### Record extracts
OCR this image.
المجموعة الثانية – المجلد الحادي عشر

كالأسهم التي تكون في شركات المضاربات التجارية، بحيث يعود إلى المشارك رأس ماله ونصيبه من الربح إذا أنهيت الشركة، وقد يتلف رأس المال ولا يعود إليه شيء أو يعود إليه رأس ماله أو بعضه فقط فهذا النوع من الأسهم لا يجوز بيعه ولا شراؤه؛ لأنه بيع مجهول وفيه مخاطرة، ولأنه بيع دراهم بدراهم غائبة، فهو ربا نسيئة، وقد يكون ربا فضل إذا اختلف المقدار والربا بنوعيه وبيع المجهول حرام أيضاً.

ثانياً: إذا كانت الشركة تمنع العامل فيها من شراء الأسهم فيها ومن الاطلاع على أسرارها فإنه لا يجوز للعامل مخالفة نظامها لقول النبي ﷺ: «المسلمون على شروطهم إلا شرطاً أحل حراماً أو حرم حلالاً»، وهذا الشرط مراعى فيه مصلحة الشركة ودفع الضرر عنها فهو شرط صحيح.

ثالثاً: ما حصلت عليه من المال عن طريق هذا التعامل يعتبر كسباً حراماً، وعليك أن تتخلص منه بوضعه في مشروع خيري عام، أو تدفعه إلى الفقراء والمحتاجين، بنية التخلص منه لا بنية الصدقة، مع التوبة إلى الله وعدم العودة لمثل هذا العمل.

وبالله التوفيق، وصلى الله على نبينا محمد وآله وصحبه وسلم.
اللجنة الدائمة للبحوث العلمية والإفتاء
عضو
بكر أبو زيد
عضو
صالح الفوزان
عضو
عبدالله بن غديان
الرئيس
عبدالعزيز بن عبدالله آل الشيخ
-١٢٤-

### Problem requirements
Report how many lines of the listing above include the word "الأسهم". Say nothing but the number.

### The completed task
2